## WHAT IS NEEDED
In the entries below, identify every line with the string "being" and copy it.

## STORED RECORDS
START

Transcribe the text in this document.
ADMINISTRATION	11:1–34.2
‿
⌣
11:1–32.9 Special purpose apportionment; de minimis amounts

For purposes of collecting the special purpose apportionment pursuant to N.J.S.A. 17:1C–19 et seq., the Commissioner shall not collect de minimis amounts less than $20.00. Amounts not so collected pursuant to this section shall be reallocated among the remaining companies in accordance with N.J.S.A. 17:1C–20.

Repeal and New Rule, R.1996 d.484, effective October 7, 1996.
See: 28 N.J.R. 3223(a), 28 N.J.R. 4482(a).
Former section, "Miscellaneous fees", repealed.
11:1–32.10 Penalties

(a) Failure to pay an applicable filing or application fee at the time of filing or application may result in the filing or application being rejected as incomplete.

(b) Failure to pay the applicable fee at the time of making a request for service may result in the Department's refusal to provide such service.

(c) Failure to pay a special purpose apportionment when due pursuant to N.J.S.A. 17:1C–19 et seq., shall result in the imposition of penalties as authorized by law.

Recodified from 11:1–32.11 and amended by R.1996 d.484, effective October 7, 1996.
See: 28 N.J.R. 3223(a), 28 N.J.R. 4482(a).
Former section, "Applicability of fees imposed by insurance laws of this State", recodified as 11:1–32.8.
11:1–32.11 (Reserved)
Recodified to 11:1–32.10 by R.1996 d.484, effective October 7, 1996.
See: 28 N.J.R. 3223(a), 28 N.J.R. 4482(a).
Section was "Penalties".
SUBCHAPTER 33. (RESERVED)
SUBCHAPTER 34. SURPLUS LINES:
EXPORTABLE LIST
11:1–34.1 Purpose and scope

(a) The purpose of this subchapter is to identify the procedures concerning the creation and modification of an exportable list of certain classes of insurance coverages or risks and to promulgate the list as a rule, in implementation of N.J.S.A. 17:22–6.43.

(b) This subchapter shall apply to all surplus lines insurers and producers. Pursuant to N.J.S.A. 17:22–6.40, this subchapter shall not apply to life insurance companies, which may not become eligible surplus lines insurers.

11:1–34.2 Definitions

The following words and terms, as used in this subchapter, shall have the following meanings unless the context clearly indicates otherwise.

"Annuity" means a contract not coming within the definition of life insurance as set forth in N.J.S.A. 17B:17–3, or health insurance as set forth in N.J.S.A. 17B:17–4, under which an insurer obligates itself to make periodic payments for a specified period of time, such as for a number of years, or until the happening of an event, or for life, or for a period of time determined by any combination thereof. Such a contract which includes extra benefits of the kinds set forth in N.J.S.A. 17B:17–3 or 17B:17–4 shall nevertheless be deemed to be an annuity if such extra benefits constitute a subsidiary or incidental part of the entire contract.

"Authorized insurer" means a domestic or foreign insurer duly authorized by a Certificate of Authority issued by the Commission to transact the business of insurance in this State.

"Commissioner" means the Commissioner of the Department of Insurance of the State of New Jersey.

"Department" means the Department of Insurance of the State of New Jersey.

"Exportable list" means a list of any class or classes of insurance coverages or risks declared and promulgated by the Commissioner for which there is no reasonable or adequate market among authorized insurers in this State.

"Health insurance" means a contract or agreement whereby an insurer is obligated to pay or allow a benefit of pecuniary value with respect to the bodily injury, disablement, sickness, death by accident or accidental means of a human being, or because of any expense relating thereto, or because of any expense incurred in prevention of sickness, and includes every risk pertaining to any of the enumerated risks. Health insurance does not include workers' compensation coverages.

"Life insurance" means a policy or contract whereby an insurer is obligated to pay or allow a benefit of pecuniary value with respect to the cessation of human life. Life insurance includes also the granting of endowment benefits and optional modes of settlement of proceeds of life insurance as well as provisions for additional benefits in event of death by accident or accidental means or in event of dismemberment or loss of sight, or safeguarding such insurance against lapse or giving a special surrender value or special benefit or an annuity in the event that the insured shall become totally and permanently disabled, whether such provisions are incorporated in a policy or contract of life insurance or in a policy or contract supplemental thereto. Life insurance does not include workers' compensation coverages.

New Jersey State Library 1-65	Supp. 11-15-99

END

## RESULT OF THIS EXERCISE
(a) Failure to pay an applicable filing or application fee at the time of filing or application may result in the filing or application being rejected as incomplete.
"Health insurance" means a contract or agreement whereby an insurer is obligated to pay or allow a benefit of pecuniary value with respect to the bodily injury, disablement, sickness, death by accident or accidental means of a human being, or because of any expense relating thereto, or because of any expense incurred in prevention of sickness, and includes every risk pertaining to any of the enumerated risks. Health insurance does not include workers' compensation coverages.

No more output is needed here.